====== Records ======
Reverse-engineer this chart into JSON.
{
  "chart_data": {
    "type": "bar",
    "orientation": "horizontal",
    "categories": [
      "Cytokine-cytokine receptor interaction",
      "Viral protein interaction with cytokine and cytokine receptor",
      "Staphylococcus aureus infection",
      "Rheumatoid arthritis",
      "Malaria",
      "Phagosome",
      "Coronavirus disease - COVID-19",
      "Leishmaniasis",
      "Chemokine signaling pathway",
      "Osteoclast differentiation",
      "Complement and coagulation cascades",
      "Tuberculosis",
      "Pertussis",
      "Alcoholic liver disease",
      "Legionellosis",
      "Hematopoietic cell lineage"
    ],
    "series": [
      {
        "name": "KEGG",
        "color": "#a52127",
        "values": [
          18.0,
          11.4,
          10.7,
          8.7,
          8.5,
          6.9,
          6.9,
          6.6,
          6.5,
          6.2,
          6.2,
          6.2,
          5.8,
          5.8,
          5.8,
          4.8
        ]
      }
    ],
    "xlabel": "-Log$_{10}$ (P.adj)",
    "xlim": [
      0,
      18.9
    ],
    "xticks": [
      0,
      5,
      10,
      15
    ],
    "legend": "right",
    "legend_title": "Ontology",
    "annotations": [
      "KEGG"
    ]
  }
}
======
▶ [What you have to do]:
Which lines above hold the string "disease"? Copy each of them.

▶ [Answer for this exercise]:
      "Coronavirus disease - COVID-19",
      "Alcoholic liver disease",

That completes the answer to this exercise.